* BEGIN ITEMS *

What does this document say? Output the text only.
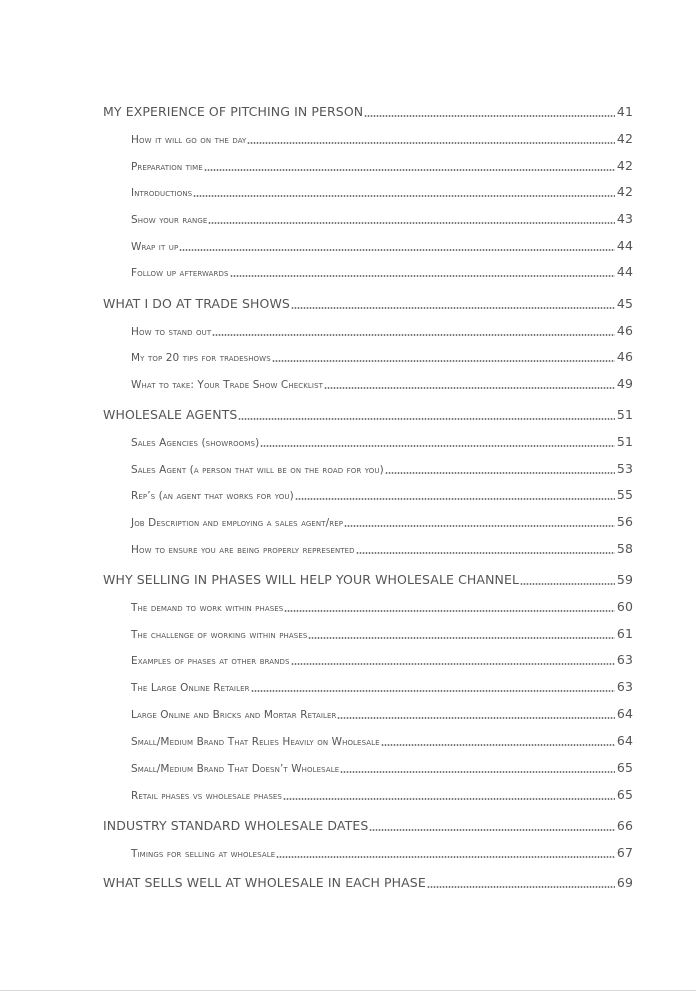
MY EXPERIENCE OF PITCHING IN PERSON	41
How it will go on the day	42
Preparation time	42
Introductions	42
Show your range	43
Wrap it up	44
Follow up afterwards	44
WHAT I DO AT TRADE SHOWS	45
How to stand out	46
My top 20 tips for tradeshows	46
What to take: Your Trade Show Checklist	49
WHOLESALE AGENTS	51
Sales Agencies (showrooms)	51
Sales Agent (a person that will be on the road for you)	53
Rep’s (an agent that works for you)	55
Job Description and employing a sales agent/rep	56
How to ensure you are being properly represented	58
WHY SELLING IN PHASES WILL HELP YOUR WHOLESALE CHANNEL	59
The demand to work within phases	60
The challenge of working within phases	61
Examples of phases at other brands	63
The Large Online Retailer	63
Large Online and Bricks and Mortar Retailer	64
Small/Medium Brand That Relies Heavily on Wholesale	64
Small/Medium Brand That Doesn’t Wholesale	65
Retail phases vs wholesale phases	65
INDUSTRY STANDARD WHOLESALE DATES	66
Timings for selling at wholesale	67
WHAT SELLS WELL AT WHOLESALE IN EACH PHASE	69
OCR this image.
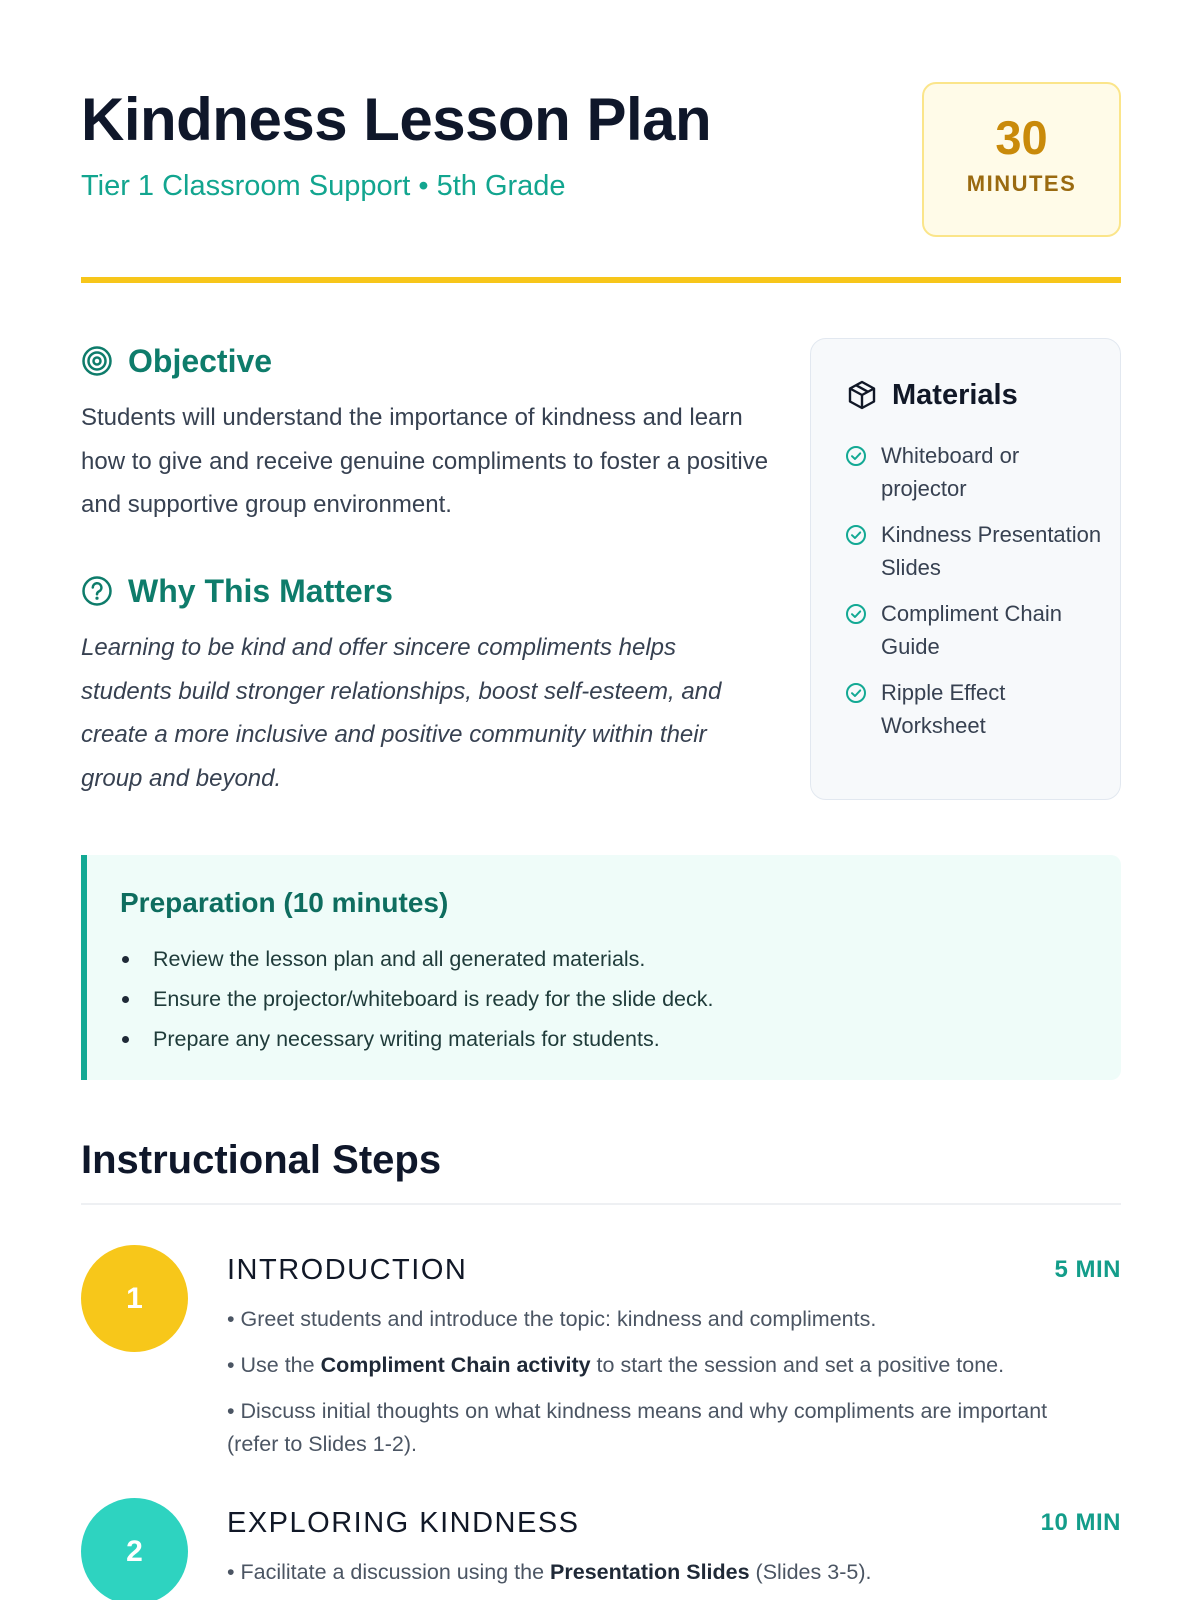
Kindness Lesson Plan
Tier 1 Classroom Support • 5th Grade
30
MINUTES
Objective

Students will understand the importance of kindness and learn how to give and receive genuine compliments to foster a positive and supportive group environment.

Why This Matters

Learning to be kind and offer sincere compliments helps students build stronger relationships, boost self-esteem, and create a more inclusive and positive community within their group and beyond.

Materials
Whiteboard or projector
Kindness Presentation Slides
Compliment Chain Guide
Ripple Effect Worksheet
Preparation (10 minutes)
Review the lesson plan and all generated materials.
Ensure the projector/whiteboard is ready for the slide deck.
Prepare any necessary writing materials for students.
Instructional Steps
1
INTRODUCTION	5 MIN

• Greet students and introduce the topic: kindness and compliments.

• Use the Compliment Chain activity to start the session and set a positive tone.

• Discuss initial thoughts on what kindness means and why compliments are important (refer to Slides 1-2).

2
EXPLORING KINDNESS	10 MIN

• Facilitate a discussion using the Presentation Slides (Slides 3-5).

* END ITEMS *

WHAT NEEDS TO BE DONE: Take the line containing "OCR this image." and every line after it up to the end of the data, and write them out exactly, without the pictures.

PROBLEM SOLUTION:
OCR this image.
Kindness Lesson Plan
Tier 1 Classroom Support • 5th Grade
30
MINUTES
Objective

Students will understand the importance of kindness and learn how to give and receive genuine compliments to foster a positive and supportive group environment.

Why This Matters

Learning to be kind and offer sincere compliments helps students build stronger relationships, boost self-esteem, and create a more inclusive and positive community within their group and beyond.

Materials
Whiteboard or projector
Kindness Presentation Slides
Compliment Chain Guide
Ripple Effect Worksheet
Preparation (10 minutes)
Review the lesson plan and all generated materials.
Ensure the projector/whiteboard is ready for the slide deck.
Prepare any necessary writing materials for students.
Instructional Steps
1
INTRODUCTION	5 MIN

• Greet students and introduce the topic: kindness and compliments.

• Use the Compliment Chain activity to start the session and set a positive tone.

• Discuss initial thoughts on what kindness means and why compliments are important (refer to Slides 1-2).

2
EXPLORING KINDNESS	10 MIN

• Facilitate a discussion using the Presentation Slides (Slides 3-5).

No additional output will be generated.